Check every line of the material below for the string "response", and return the ones that have it.

# Supplied material start

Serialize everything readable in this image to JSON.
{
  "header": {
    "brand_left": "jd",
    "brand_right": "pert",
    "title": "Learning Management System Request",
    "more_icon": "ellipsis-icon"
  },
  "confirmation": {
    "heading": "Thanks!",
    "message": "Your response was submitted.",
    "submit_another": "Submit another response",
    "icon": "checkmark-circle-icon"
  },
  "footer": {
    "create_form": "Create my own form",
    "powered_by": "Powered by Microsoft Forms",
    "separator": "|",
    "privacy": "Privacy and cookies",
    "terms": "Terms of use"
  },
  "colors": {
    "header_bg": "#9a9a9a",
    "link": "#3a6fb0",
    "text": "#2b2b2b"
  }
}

# Supplied material end
# Supplied material start

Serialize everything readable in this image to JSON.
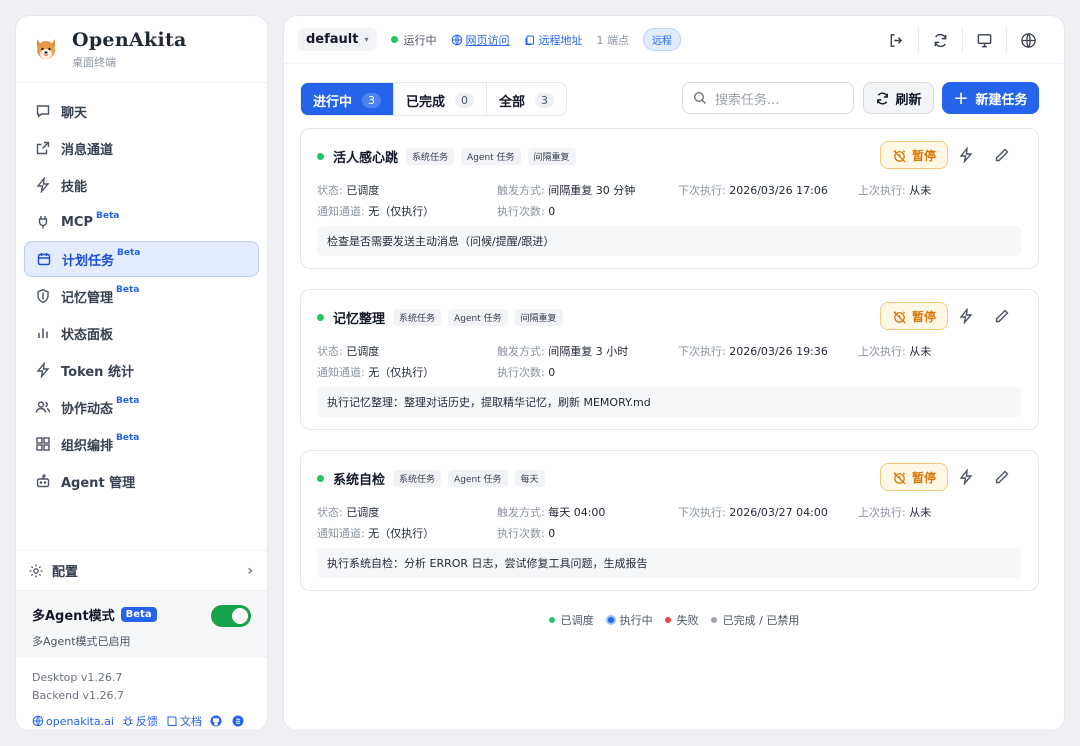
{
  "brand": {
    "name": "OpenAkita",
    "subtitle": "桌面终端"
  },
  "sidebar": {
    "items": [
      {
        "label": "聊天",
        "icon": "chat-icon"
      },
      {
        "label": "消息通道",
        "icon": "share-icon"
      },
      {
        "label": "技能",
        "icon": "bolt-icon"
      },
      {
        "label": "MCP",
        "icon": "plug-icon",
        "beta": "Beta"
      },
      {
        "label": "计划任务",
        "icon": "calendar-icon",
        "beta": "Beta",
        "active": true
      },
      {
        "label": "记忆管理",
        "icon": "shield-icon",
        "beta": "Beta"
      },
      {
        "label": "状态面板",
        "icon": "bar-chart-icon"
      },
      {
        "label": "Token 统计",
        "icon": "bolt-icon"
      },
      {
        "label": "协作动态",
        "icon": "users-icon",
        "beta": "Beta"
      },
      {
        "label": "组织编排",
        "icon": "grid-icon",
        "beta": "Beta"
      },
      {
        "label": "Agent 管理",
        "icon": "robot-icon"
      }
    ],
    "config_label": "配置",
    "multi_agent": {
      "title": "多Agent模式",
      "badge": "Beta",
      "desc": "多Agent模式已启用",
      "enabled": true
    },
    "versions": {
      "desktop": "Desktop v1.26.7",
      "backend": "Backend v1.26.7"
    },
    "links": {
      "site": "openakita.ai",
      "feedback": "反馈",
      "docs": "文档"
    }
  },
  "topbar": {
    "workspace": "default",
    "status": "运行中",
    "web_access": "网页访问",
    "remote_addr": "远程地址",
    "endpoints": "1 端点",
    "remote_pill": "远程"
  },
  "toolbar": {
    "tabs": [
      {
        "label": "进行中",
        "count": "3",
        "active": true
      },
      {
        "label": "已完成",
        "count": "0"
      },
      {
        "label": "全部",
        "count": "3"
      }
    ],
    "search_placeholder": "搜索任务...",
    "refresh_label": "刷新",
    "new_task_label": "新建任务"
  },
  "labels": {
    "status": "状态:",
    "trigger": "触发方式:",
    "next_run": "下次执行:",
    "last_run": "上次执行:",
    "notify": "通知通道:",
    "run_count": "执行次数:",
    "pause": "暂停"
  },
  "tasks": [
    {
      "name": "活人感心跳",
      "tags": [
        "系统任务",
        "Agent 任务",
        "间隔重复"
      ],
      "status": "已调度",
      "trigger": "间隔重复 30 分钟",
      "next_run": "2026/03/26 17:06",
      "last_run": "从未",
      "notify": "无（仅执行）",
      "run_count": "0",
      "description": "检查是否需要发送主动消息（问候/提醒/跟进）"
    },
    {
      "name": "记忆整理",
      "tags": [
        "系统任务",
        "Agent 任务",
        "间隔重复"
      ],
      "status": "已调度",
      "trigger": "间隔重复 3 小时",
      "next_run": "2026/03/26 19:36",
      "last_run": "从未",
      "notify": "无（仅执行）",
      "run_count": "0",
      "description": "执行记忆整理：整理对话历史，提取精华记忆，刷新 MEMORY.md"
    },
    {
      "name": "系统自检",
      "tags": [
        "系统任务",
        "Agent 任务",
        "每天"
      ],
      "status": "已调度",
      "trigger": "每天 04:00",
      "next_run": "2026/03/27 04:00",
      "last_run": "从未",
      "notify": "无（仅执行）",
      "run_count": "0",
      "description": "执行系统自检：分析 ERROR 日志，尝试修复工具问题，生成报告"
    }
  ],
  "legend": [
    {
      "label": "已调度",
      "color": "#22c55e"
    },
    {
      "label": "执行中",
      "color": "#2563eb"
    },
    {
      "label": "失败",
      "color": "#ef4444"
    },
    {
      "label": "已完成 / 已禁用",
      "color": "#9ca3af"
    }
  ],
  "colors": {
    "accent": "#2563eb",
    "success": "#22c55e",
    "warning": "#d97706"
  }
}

# Supplied material end
# Supplied material start

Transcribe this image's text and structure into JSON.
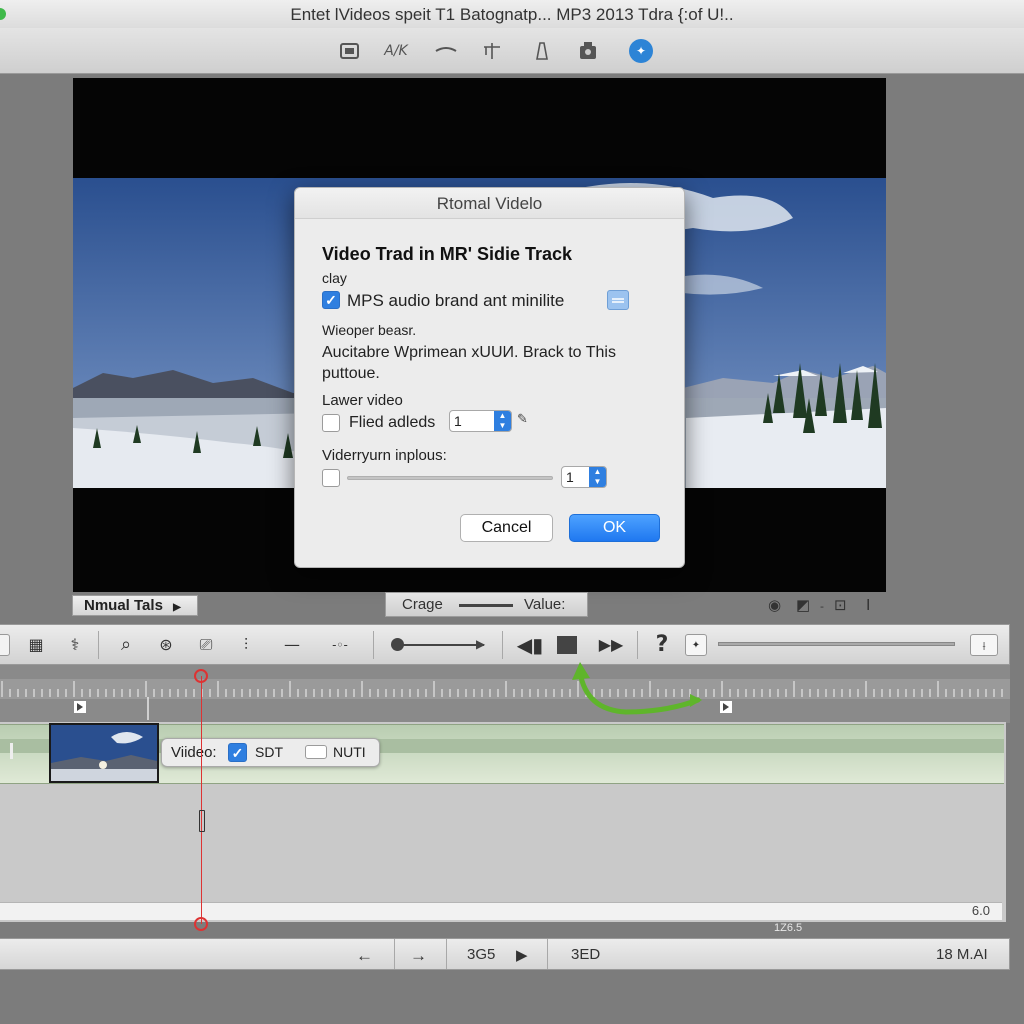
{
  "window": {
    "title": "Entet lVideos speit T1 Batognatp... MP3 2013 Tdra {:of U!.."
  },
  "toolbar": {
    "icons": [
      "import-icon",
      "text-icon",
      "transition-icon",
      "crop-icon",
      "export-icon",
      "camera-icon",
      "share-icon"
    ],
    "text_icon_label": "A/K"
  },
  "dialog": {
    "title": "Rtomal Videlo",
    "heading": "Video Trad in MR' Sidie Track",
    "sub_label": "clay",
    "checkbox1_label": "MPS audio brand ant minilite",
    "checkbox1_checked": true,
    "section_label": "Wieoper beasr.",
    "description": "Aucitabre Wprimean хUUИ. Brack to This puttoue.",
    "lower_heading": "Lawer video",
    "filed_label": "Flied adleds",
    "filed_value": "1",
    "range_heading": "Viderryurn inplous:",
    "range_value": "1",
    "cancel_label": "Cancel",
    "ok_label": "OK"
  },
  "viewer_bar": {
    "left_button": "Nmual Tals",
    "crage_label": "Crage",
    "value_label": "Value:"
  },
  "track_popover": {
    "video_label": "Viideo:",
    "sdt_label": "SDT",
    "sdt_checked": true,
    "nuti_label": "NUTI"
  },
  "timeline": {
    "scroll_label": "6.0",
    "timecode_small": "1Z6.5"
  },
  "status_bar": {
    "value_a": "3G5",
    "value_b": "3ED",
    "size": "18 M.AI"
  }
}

# Supplied material end

:: Result for this task ::
    "message": "Your response was submitted.",
    "submit_another": "Submit another response",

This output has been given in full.